**WHAT IS NEEDED**
How many lines hold the string "from"? Reply with the number alone.

**ENTRIES SHOWN**
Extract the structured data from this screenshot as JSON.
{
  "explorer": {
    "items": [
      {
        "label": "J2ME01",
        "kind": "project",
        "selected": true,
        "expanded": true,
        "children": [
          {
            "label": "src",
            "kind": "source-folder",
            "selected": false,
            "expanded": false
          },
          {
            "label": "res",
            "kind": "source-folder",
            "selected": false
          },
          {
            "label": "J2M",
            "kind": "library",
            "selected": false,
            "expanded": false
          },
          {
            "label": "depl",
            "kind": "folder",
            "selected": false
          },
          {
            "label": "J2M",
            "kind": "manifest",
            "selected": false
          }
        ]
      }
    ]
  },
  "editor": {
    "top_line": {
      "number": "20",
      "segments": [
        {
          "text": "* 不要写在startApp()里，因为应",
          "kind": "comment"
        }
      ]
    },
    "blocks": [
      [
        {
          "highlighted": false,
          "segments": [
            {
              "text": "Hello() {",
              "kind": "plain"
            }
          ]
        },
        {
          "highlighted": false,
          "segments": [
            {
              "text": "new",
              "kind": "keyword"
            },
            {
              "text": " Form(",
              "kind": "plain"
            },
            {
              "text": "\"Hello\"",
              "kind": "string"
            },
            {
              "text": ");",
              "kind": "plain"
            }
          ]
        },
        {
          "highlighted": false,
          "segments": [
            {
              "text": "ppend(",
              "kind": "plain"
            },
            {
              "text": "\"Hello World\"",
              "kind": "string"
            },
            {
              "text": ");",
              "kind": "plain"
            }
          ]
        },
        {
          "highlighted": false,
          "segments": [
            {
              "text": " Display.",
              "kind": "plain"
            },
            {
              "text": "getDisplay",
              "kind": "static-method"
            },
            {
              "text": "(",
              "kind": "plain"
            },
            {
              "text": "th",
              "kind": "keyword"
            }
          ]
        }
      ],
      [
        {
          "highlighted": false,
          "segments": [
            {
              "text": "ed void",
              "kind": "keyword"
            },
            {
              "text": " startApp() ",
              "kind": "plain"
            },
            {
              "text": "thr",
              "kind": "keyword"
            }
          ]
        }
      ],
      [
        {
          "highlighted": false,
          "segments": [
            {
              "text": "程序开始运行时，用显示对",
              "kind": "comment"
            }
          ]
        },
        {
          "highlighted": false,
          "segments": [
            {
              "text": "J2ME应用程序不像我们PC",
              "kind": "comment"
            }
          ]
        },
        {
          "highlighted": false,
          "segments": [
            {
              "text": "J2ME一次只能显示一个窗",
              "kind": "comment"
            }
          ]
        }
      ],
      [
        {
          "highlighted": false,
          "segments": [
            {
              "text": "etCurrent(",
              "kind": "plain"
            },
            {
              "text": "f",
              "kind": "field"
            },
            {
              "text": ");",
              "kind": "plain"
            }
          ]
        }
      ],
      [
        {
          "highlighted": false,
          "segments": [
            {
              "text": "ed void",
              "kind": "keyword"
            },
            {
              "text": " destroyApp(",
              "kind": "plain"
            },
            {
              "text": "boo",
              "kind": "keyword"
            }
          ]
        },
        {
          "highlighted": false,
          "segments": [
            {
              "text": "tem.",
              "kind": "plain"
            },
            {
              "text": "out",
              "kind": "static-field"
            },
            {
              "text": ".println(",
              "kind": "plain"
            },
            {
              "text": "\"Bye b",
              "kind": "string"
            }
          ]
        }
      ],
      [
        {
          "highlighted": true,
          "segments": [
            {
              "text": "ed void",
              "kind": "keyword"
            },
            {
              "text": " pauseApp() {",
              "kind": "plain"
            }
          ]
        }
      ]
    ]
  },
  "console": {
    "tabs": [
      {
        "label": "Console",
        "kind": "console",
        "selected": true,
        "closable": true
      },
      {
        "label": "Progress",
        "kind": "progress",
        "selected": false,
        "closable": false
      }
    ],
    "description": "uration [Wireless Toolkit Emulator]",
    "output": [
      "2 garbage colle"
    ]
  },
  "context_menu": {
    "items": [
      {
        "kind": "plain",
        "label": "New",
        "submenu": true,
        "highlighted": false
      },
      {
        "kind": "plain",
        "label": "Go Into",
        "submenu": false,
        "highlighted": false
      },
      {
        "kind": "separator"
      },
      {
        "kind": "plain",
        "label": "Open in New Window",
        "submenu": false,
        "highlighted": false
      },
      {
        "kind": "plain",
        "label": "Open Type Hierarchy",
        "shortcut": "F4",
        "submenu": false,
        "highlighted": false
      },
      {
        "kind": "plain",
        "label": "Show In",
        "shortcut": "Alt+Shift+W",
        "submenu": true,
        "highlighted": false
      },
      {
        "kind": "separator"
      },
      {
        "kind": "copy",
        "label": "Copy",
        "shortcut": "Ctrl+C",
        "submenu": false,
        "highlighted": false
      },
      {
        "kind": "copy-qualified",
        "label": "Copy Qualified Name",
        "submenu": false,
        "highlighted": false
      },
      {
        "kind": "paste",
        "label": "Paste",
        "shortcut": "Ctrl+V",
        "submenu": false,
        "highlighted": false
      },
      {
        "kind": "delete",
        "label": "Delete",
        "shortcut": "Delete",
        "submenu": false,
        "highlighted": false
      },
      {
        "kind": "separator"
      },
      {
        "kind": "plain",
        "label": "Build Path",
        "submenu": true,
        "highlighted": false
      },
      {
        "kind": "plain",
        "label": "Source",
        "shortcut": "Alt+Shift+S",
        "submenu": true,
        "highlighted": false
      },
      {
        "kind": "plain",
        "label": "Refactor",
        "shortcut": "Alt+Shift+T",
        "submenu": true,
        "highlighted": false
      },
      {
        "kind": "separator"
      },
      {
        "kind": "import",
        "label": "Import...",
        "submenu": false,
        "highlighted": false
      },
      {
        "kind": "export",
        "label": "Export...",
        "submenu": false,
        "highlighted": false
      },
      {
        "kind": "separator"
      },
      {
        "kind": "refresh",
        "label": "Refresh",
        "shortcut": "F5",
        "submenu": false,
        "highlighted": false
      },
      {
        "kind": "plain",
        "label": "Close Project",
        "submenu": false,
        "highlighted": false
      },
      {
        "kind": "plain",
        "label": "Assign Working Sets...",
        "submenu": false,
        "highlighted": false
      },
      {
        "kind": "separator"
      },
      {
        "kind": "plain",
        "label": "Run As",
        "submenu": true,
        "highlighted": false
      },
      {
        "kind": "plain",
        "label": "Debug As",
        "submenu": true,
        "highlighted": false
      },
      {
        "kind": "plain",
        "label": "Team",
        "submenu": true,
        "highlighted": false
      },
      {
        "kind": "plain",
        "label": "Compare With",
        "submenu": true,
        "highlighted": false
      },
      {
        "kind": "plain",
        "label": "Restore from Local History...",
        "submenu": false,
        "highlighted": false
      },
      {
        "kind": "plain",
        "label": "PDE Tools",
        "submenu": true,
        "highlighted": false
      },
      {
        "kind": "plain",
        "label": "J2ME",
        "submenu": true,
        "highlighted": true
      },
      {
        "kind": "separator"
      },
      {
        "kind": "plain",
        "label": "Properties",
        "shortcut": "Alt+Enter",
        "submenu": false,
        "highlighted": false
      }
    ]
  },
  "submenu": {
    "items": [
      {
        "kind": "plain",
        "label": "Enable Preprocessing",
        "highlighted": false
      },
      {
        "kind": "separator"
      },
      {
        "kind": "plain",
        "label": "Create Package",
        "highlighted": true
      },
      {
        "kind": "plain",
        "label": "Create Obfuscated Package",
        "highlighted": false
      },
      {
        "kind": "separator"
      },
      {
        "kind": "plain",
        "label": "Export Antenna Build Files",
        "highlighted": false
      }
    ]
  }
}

**RESULT**
2